Apart from the pictures, write out the records that follow exactly.

···

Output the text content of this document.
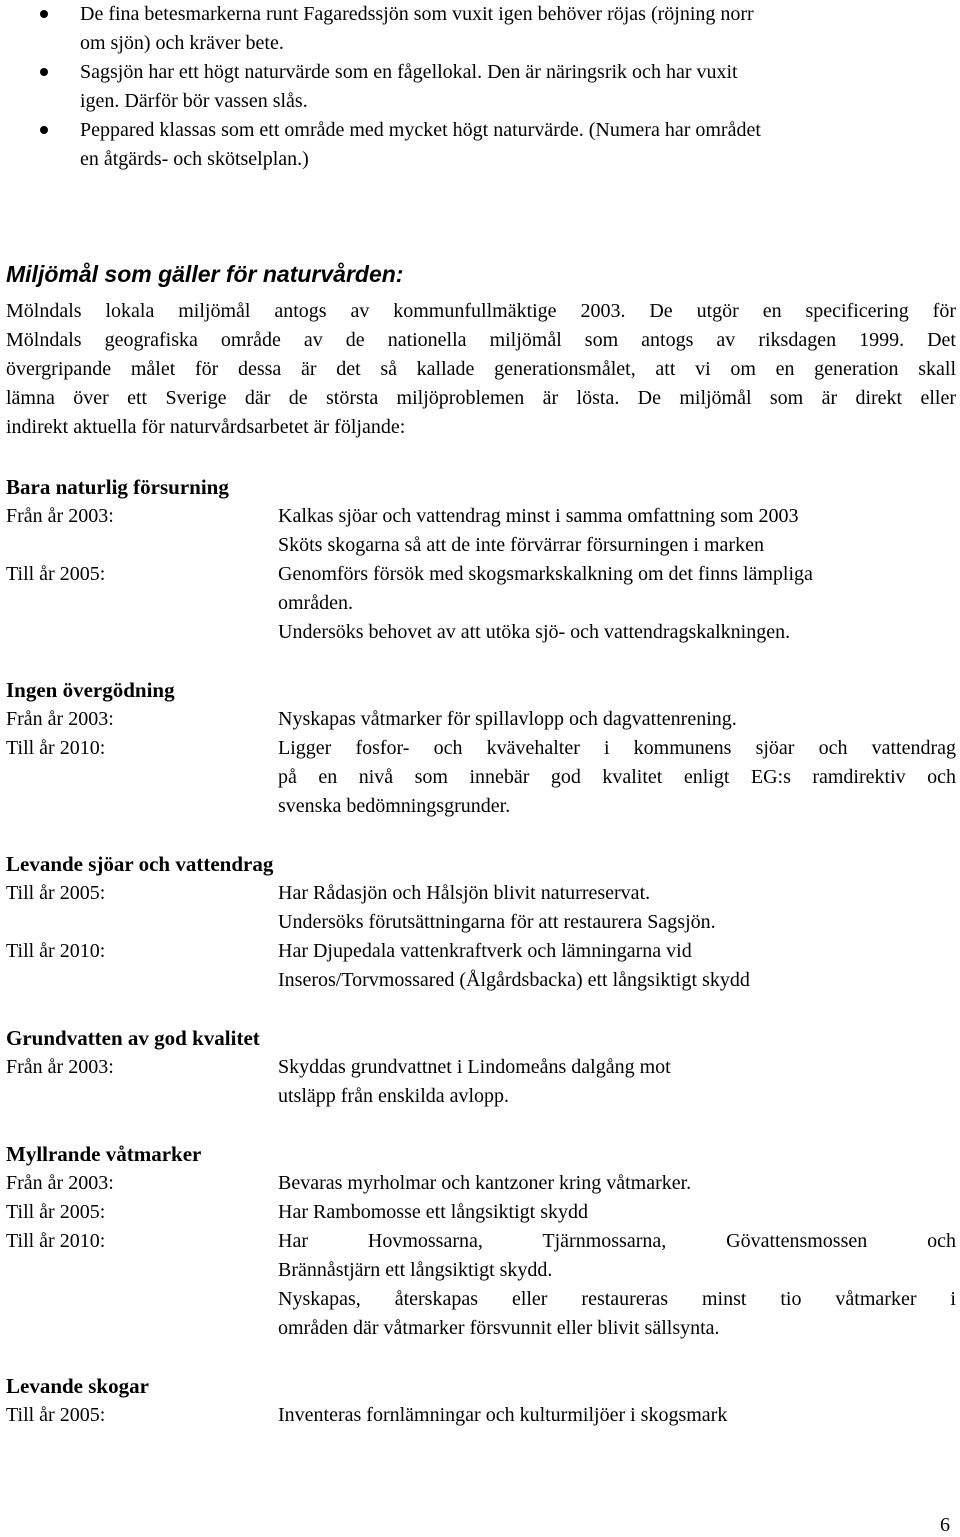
De fina betesmarkerna runt Fagaredssjön som vuxit igen behöver röjas (röjning norr
om sjön) och kräver bete.
Sagsjön har ett högt naturvärde som en fågellokal. Den är näringsrik och har vuxit
igen. Därför bör vassen slås.
Peppared klassas som ett område med mycket högt naturvärde. (Numera har området
en åtgärds- och skötselplan.)
Miljömål som gäller för naturvården:
Mölndals lokala miljömål antogs av kommunfullmäktige 2003. De utgör en specificering för
Mölndals geografiska område av de nationella miljömål som antogs av riksdagen 1999. Det
övergripande målet för dessa är det så kallade generationsmålet, att vi om en generation skall
lämna över ett Sverige där de största miljöproblemen är lösta. De miljömål som är direkt eller
indirekt aktuella för naturvårdsarbetet är följande:
Bara naturlig försurning
Från år 2003:	Kalkas sjöar och vattendrag minst i samma omfattning som 2003
Sköts skogarna så att de inte förvärrar försurningen i marken
Till år 2005:	Genomförs försök med skogsmarkskalkning om det finns lämpliga
områden.
Undersöks behovet av att utöka sjö- och vattendragskalkningen.
Ingen övergödning
Från år 2003:	Nyskapas våtmarker för spillavlopp och dagvattenrening.
Till år 2010:	Ligger fosfor- och kvävehalter i kommunens sjöar och vattendrag
på en nivå som innebär god kvalitet enligt EG:s ramdirektiv och
svenska bedömningsgrunder.
Levande sjöar och vattendrag
Till år 2005:	Har Rådasjön och Hålsjön blivit naturreservat.
Undersöks förutsättningarna för att restaurera Sagsjön.
Till år 2010:	Har Djupedala vattenkraftverk och lämningarna vid
Inseros/Torvmossared (Ålgårdsbacka) ett långsiktigt skydd
Grundvatten av god kvalitet
Från år 2003:	Skyddas grundvattnet i Lindomeåns dalgång mot
utsläpp från enskilda avlopp.
Myllrande våtmarker
Från år 2003:	Bevaras myrholmar och kantzoner kring våtmarker.
Till år 2005:	Har Rambomosse ett långsiktigt skydd
Till år 2010:	Har Hovmossarna, Tjärnmossarna, Gövattensmossen och
Brännåstjärn ett långsiktigt skydd.
Nyskapas, återskapas eller restaureras minst tio våtmarker i
områden där våtmarker försvunnit eller blivit sällsynta.
Levande skogar
Till år 2005:	Inventeras fornlämningar och kulturmiljöer i skogsmark
6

···

### Output for this exercise:
Output the text content of this document.
De fina betesmarkerna runt Fagaredssjön som vuxit igen behöver röjas (röjning norr
om sjön) och kräver bete.
Sagsjön har ett högt naturvärde som en fågellokal. Den är näringsrik och har vuxit
igen. Därför bör vassen slås.
Peppared klassas som ett område med mycket högt naturvärde. (Numera har området
en åtgärds- och skötselplan.)
Miljömål som gäller för naturvården:
Mölndals lokala miljömål antogs av kommunfullmäktige 2003. De utgör en specificering för
Mölndals geografiska område av de nationella miljömål som antogs av riksdagen 1999. Det
övergripande målet för dessa är det så kallade generationsmålet, att vi om en generation skall
lämna över ett Sverige där de största miljöproblemen är lösta. De miljömål som är direkt eller
indirekt aktuella för naturvårdsarbetet är följande:
Bara naturlig försurning
Från år 2003:	Kalkas sjöar och vattendrag minst i samma omfattning som 2003
Sköts skogarna så att de inte förvärrar försurningen i marken
Till år 2005:	Genomförs försök med skogsmarkskalkning om det finns lämpliga
områden.
Undersöks behovet av att utöka sjö- och vattendragskalkningen.
Ingen övergödning
Från år 2003:	Nyskapas våtmarker för spillavlopp och dagvattenrening.
Till år 2010:	Ligger fosfor- och kvävehalter i kommunens sjöar och vattendrag
på en nivå som innebär god kvalitet enligt EG:s ramdirektiv och
svenska bedömningsgrunder.
Levande sjöar och vattendrag
Till år 2005:	Har Rådasjön och Hålsjön blivit naturreservat.
Undersöks förutsättningarna för att restaurera Sagsjön.
Till år 2010:	Har Djupedala vattenkraftverk och lämningarna vid
Inseros/Torvmossared (Ålgårdsbacka) ett långsiktigt skydd
Grundvatten av god kvalitet
Från år 2003:	Skyddas grundvattnet i Lindomeåns dalgång mot
utsläpp från enskilda avlopp.
Myllrande våtmarker
Från år 2003:	Bevaras myrholmar och kantzoner kring våtmarker.
Till år 2005:	Har Rambomosse ett långsiktigt skydd
Till år 2010:	Har Hovmossarna, Tjärnmossarna, Gövattensmossen och
Brännåstjärn ett långsiktigt skydd.
Nyskapas, återskapas eller restaureras minst tio våtmarker i
områden där våtmarker försvunnit eller blivit sällsynta.
Levande skogar
Till år 2005:	Inventeras fornlämningar och kulturmiljöer i skogsmark
6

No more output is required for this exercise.